Anteriormente, muitos cientistas consideravam que a perda de dióxido de carbono da atmosfera, que ajudava a manter Marte aquecido, causava o problema. Mas as novas descobertas sugerem que a mudança foi causada pela perda de algum outro ingrediente importante que mantinha o planeta quente o bastante para ter água corrente. Qual é ele, porém, ainda não se sabe.
Água espalhada e nem uma gota para beber
Em 1972, os cientistas ficaram surpresos ao ver fotos da missão Mariner 9 da Nasa enquanto ela orbitava Marte. As fotos revelaram uma paisagem cheia de leitos de rios – evidência de que o planeta já teve muita água líquida, embora esteja seco hoje.
Como Marte não tem placas tectônicas para deslocar e enterrar rochas ao longo do tempo, antigos leitos de rios ainda estão na superfície como evidências abandonadas às pressas. Isso permitiu que Kite e seus colaboradores, incluindo Bowen Fan (pós-graduando da Universidade de Chicago), bem como cientistas da Smithsonian Institution, do Planetary Science Institute, do California Institute of Technology (Caltech), do Jet Propulsion Laboratory (JPL) e do Aeolis Research, dos EUA, analisassem mapas com base em milhares de fotos tiradas de órbita por satélites. Com base em quais leitos se sobrepõem a quais e como estão intemperizados (ou seja, desgastados), a equipe montou uma linha do tempo de como a atividade do rio mudou em altitude e latitude ao longo de bilhões de anos.

Trecho de dados:

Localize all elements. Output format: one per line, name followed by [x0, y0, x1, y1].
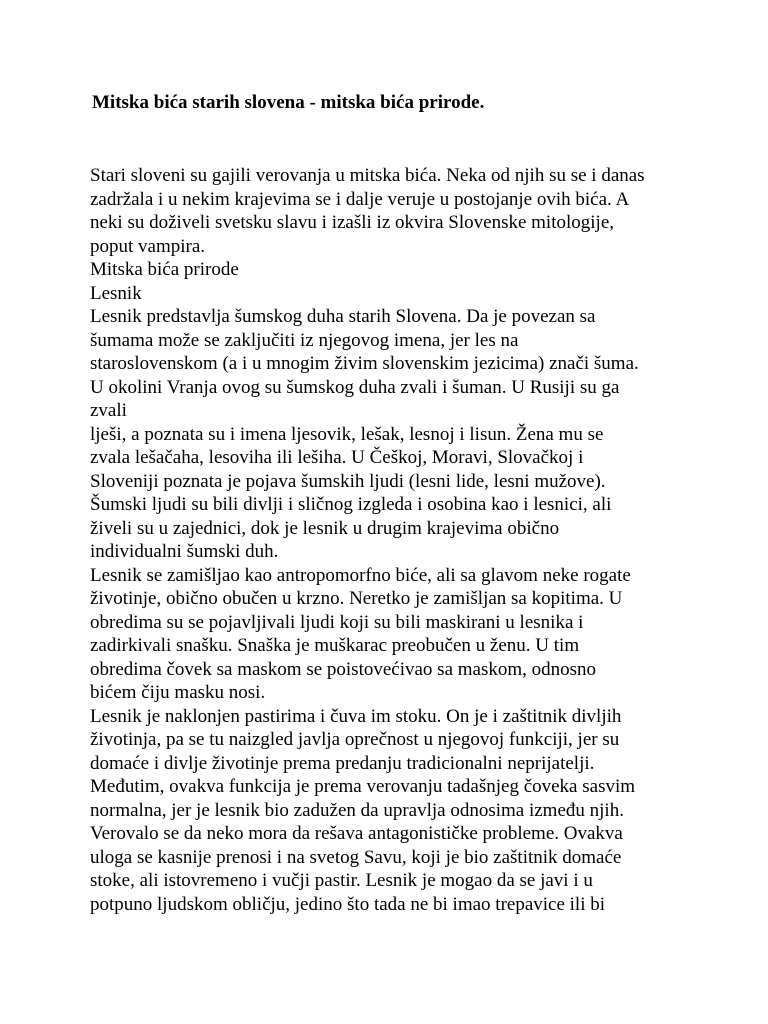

Exercício escrito 1: Segundo o texto sobre Marte, em que ano os cientistas viram as fotos da missão Mariner 9 em órbita do planeta?
Exercício escrito 2: Com base no texto sobre Marte, explique por que os antigos leitos de rios ainda se encontram na superfície do planeta.
Exercício escrito 3: Prossiga a redação do texto sobre Marte a partir do ponto em que ele termina.

Resposta correta 1: Em 1972.

Resposta correta 2: Marte não tem placas tectônicas que desloquem e enterrem as rochas ao longo do tempo, por isso os antigos leitos de rios permaneceram na superfície. Isso permitiu à equipe analisá-los em mapas elaborados a partir de milhares de fotos tiradas de órbita por satélites.

Resposta correta 3:
Então eles poderiam combinar isso com simulações de diferentes condições climáticas e ver qual combinava melhor.
Múltiplas variáveis
Os climas planetários são extremamente complexos, com muitas, muitas variáveis a serem consideradas – especialmente se você quiser manter seu planeta na zona denominada “Cachinhos Dourados” (Goldilocks Zone), onde é quente o suficiente para a água ser líquida, mas não tão quente que ferva. O calor pode vir do sol de um planeta, mas este deve estar perto o suficiente para receber radiação e não tão perto que a radiação retire sua atmosfera. Gases de efeito estufa, como dióxido de carbono e metano, podem reter o calor perto da superfície de um planeta.
A própria água também desempenha um papel; pode existir como nuvens na atmosfera ou como neve e gelo na superfície. As camadas de neve tendem a agir como um espelho para refletir a luz da estrela de volta ao espaço, mas as nuvens podem prender ou refletir a luz, dependendo de sua altura e composição.
Kite e seus colaboradores avaliaram muitas combinações diferentes desses fatores em suas simulações, procurando condições que pudessem fazer com que o planeta ficasse quente o suficiente para que pelo menos alguma água líquida existisse nos rios por mais de bilhões de anos, mas depois a perdesse abruptamente.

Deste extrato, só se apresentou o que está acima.